-------- Dataset records --------

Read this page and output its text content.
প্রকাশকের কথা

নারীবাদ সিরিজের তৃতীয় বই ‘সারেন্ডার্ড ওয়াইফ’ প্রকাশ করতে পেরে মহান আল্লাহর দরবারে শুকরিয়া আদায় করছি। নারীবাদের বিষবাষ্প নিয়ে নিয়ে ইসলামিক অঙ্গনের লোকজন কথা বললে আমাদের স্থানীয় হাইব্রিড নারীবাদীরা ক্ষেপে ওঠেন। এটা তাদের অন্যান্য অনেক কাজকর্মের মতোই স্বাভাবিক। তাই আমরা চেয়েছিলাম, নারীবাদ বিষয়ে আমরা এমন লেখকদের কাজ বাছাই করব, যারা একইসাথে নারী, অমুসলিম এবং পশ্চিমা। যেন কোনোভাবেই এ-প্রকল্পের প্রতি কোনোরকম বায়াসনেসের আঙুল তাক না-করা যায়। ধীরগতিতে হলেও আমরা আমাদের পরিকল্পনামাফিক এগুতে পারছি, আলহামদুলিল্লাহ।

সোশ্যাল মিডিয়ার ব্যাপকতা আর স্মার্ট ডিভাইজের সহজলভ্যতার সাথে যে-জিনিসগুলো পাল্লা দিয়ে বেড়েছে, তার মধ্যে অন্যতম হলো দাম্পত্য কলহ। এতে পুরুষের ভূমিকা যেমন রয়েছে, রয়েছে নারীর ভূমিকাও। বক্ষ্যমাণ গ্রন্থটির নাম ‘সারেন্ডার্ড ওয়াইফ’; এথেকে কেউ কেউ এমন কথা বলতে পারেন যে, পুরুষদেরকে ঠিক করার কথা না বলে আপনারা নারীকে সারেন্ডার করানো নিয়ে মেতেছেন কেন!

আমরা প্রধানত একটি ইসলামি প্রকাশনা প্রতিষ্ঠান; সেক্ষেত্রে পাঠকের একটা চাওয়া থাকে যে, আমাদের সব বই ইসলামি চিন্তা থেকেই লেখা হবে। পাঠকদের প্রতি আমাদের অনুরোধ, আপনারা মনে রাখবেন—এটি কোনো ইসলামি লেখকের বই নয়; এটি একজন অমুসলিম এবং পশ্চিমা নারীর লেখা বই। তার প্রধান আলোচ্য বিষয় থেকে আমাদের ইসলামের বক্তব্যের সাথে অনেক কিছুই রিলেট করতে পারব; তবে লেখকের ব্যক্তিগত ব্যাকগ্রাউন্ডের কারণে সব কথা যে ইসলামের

--------
-------- Dataset records --------

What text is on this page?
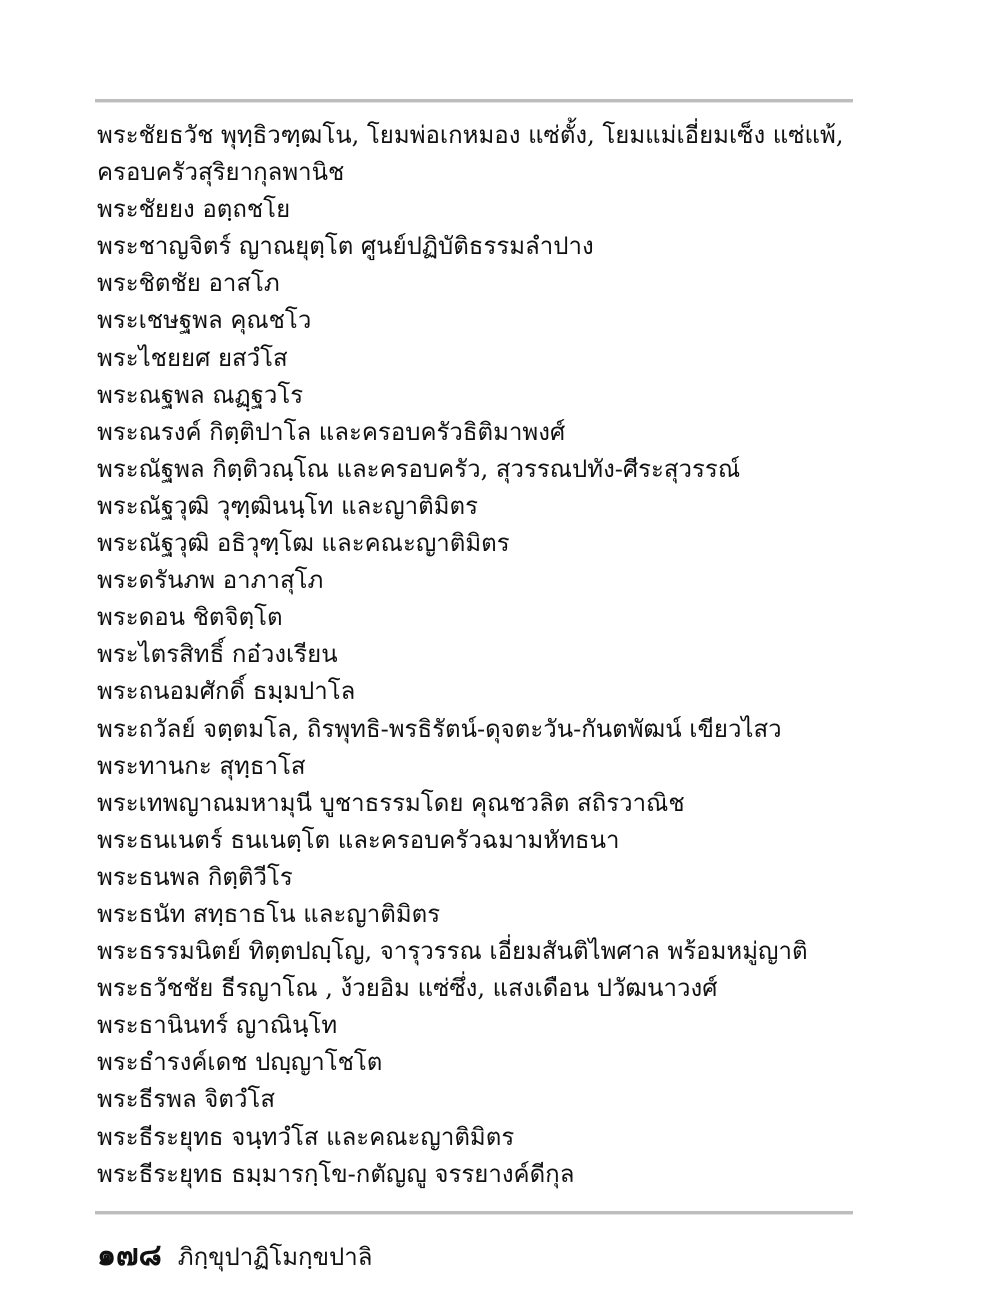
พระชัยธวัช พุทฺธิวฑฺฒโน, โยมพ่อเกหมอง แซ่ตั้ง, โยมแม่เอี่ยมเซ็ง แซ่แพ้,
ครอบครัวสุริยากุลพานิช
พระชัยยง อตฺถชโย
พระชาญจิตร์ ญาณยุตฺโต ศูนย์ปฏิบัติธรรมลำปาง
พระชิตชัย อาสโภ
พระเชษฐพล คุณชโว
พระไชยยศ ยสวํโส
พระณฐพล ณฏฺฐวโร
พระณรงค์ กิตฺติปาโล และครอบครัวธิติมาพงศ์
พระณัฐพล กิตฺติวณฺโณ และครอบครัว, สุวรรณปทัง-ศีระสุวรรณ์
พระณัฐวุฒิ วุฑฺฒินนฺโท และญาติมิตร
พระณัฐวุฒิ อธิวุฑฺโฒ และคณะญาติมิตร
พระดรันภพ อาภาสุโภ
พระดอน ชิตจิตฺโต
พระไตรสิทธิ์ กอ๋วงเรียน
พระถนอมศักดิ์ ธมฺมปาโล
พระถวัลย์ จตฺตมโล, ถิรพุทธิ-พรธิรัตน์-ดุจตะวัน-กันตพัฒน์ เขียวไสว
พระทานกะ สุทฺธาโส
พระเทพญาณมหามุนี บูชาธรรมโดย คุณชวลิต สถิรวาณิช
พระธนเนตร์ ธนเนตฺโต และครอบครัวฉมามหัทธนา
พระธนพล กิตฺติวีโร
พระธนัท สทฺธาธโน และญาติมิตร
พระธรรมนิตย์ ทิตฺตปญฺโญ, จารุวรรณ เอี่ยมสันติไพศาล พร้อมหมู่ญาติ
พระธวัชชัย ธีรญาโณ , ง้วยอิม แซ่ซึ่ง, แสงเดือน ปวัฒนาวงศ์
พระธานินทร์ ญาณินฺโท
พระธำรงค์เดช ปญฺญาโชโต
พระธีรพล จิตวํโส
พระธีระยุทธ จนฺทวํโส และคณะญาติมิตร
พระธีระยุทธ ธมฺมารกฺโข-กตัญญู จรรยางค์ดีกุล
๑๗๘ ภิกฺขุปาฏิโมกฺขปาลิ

--------
-------- Dataset records --------

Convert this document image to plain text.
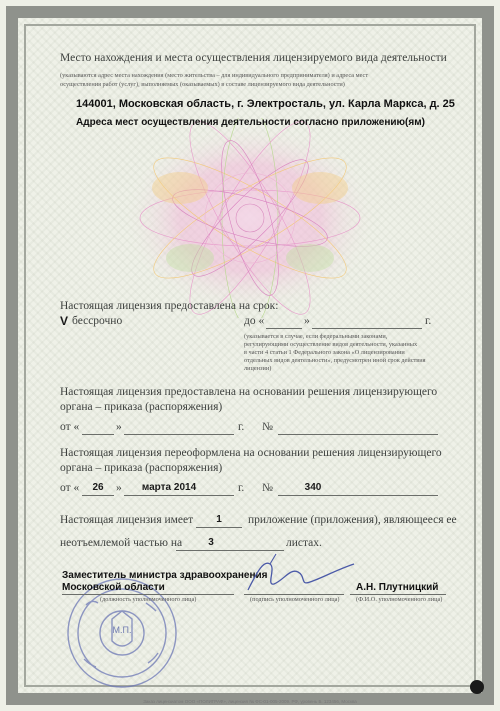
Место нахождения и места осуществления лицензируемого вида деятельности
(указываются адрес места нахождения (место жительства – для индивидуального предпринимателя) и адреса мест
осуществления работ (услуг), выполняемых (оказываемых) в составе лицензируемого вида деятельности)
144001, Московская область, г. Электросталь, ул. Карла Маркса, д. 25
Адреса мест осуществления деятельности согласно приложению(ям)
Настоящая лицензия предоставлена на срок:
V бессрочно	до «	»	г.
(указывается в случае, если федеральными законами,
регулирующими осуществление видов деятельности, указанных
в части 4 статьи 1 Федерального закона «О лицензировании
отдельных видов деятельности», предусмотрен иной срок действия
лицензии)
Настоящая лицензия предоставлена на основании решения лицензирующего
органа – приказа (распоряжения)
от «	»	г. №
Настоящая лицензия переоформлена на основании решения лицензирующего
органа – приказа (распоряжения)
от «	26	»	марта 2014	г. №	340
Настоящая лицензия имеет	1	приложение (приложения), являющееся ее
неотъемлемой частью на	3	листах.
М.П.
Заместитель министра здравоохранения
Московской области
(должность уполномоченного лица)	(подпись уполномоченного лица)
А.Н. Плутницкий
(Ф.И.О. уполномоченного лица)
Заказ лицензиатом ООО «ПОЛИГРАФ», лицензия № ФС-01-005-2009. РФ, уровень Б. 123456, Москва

--------

### Written task
Report back each line of the entries that holds the string "видов".

### Result of the exercise
регулирующими осуществление видов деятельности, указанных
отдельных видов деятельности», предусмотрен иной срок действия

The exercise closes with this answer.